*Goal:* Where a line in the listing contains the string "power", copy that line out.
Start of Data
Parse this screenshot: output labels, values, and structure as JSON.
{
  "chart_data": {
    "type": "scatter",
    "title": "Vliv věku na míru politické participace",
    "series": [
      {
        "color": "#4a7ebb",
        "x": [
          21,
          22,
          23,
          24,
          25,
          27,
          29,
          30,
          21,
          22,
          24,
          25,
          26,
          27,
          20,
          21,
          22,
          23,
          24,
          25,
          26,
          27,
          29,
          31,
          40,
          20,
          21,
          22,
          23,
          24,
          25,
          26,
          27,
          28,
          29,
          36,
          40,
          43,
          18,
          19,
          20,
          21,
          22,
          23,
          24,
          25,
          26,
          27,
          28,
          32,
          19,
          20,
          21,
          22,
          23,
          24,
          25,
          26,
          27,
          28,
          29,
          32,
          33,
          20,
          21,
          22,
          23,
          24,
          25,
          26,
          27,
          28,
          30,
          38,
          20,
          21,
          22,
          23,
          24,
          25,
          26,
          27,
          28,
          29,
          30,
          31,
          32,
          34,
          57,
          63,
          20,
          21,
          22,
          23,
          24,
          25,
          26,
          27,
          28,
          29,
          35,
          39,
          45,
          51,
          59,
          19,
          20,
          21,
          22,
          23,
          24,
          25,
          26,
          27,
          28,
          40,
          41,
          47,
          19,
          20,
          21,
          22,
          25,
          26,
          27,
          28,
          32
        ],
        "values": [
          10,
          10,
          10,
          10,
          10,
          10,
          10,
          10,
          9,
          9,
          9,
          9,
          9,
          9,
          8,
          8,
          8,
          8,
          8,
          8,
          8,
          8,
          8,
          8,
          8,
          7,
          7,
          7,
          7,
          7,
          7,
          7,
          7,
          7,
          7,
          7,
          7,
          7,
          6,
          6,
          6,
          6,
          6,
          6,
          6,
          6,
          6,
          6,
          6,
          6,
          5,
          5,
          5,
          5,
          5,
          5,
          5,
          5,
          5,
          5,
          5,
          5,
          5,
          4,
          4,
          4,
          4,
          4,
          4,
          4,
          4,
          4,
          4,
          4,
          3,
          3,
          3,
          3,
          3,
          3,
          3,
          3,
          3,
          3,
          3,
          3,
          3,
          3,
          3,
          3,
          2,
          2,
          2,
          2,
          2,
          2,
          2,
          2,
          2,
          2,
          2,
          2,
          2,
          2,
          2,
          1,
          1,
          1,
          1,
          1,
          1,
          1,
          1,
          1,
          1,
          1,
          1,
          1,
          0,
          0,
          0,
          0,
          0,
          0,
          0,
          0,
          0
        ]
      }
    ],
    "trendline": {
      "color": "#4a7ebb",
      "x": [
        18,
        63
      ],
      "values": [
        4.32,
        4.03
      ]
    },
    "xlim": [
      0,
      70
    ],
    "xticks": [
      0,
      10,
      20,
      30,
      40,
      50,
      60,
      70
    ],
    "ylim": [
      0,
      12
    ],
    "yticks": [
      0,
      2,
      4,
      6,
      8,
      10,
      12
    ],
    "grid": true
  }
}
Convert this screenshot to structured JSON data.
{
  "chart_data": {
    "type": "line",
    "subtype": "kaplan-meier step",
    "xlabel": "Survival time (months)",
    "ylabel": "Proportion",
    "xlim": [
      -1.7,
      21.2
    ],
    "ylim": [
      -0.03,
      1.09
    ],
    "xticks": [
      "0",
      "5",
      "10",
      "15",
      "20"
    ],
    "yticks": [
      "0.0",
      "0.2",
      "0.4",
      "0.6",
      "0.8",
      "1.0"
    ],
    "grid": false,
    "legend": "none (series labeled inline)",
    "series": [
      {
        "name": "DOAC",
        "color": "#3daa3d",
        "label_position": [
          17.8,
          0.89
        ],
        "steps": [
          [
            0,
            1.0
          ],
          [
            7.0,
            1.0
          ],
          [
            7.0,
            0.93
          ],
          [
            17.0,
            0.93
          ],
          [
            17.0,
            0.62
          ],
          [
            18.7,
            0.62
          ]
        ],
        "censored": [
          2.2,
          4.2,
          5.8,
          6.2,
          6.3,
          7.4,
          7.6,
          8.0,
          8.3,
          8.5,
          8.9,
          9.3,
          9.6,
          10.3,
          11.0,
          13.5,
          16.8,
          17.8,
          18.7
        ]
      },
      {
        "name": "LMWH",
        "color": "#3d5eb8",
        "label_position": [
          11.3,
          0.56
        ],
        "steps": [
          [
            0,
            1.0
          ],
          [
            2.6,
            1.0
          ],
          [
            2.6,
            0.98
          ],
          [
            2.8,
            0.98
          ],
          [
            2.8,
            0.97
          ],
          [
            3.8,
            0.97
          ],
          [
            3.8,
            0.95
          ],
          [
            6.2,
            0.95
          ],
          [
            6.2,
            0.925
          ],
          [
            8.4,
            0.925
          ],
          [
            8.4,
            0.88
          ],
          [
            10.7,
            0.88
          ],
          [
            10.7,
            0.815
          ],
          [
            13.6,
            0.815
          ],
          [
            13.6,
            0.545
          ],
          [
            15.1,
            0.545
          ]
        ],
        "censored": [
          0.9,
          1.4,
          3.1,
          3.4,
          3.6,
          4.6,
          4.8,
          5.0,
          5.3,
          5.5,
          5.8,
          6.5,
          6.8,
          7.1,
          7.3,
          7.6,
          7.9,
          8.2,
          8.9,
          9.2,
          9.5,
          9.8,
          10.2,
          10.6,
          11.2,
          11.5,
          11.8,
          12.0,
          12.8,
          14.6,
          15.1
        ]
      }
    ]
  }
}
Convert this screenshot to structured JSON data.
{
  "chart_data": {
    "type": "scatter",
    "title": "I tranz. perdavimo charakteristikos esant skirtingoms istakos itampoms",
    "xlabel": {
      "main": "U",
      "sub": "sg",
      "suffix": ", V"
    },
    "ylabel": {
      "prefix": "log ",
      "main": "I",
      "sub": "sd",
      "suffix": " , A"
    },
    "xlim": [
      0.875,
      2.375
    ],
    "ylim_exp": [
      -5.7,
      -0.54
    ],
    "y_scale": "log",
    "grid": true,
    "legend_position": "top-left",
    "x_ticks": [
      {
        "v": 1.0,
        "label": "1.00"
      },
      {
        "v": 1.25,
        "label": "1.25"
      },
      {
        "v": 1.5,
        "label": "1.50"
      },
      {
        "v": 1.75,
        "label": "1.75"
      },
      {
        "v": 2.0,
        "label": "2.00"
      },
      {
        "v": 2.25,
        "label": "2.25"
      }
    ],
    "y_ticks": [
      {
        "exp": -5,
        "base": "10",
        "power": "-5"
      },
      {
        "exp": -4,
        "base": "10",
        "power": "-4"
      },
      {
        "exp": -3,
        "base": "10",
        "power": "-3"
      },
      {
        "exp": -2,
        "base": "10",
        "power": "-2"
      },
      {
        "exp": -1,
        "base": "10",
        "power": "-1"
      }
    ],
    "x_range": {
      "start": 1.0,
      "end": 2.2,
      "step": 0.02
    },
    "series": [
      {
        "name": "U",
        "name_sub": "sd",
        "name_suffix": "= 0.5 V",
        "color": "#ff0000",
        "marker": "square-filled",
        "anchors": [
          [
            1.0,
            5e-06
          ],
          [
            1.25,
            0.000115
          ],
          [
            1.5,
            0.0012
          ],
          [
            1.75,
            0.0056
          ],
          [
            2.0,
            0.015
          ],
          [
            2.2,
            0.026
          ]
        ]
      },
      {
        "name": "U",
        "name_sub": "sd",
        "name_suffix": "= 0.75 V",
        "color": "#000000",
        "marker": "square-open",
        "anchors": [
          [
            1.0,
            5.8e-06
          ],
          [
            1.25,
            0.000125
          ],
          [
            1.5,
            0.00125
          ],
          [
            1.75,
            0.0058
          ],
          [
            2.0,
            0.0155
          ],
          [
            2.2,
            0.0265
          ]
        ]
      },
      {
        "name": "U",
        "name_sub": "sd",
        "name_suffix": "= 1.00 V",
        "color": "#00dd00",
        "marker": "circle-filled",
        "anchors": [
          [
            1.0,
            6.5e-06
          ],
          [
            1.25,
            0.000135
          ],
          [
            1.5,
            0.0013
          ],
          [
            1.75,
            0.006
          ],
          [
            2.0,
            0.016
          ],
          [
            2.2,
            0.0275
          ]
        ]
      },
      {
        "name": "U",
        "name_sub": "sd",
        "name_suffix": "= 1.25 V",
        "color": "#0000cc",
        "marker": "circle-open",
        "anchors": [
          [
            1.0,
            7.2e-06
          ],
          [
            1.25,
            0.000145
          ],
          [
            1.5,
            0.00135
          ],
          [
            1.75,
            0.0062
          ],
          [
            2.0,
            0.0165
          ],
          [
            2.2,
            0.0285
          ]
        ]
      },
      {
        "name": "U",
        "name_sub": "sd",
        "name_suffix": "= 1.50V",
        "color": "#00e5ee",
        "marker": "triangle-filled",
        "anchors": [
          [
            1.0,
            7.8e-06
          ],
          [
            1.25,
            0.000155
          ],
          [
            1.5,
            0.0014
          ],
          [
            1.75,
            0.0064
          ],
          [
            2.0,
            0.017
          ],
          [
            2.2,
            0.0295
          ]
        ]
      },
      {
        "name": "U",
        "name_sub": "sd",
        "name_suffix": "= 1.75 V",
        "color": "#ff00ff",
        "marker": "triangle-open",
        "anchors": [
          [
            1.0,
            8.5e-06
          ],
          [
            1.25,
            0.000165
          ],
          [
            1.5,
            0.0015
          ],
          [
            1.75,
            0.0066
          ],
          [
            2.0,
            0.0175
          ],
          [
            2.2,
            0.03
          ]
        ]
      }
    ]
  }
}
End of Data
*Reply:*
        "power": "-5"
        "power": "-4"
        "power": "-3"
        "power": "-2"
        "power": "-1"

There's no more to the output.